* **To be done**
Could you transcribe the material below exactly, without leaving out a single line?

* **Listed entries**
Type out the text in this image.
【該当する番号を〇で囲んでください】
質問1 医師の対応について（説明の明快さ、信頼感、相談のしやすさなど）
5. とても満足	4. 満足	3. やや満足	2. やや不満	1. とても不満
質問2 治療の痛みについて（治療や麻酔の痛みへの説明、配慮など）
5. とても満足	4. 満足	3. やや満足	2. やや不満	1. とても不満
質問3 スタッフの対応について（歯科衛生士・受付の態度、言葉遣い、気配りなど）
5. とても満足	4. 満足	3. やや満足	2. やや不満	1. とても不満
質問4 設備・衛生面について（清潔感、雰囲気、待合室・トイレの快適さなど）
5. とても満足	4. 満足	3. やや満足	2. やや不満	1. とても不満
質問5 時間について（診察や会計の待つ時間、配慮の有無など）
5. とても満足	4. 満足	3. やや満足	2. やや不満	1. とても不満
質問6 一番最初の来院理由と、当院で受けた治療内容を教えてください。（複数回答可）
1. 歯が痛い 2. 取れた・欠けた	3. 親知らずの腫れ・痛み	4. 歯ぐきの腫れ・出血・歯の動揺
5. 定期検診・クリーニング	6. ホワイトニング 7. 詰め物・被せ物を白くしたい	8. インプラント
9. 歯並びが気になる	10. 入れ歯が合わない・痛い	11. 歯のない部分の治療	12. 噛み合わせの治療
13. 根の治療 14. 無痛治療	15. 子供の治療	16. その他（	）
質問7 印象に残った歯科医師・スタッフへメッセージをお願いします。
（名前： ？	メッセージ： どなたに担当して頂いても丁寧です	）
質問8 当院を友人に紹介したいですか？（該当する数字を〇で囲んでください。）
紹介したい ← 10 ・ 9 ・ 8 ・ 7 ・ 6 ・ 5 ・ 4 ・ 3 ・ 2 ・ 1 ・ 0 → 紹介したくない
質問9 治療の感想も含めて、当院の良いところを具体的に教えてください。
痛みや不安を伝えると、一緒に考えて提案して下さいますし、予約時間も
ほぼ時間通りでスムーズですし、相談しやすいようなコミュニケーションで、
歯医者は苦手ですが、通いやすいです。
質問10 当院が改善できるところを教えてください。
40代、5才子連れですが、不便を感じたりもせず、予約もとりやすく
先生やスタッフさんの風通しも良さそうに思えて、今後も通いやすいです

* **Answer to the problem**
Type out the text in this image.
【該当する番号を〇で囲んでください】
質問1 医師の対応について（説明の明快さ、信頼感、相談のしやすさなど）
5. とても満足	4. 満足	3. やや満足	2. やや不満	1. とても不満
質問2 治療の痛みについて（治療や麻酔の痛みへの説明、配慮など）
5. とても満足	4. 満足	3. やや満足	2. やや不満	1. とても不満
質問3 スタッフの対応について（歯科衛生士・受付の態度、言葉遣い、気配りなど）
5. とても満足	4. 満足	3. やや満足	2. やや不満	1. とても不満
質問4 設備・衛生面について（清潔感、雰囲気、待合室・トイレの快適さなど）
5. とても満足	4. 満足	3. やや満足	2. やや不満	1. とても不満
質問5 時間について（診察や会計の待つ時間、配慮の有無など）
5. とても満足	4. 満足	3. やや満足	2. やや不満	1. とても不満
質問6 一番最初の来院理由と、当院で受けた治療内容を教えてください。（複数回答可）
1. 歯が痛い 2. 取れた・欠けた	3. 親知らずの腫れ・痛み	4. 歯ぐきの腫れ・出血・歯の動揺
5. 定期検診・クリーニング	6. ホワイトニング 7. 詰め物・被せ物を白くしたい	8. インプラント
9. 歯並びが気になる	10. 入れ歯が合わない・痛い	11. 歯のない部分の治療	12. 噛み合わせの治療
13. 根の治療 14. 無痛治療	15. 子供の治療	16. その他（	）
質問7 印象に残った歯科医師・スタッフへメッセージをお願いします。
（名前： ？	メッセージ： どなたに担当して頂いても丁寧です	）
質問8 当院を友人に紹介したいですか？（該当する数字を〇で囲んでください。）
紹介したい ← 10 ・ 9 ・ 8 ・ 7 ・ 6 ・ 5 ・ 4 ・ 3 ・ 2 ・ 1 ・ 0 → 紹介したくない
質問9 治療の感想も含めて、当院の良いところを具体的に教えてください。
痛みや不安を伝えると、一緒に考えて提案して下さいますし、予約時間も
ほぼ時間通りでスムーズですし、相談しやすいようなコミュニケーションで、
歯医者は苦手ですが、通いやすいです。
質問10 当院が改善できるところを教えてください。
40代、5才子連れですが、不便を感じたりもせず、予約もとりやすく
先生やスタッフさんの風通しも良さそうに思えて、今後も通いやすいです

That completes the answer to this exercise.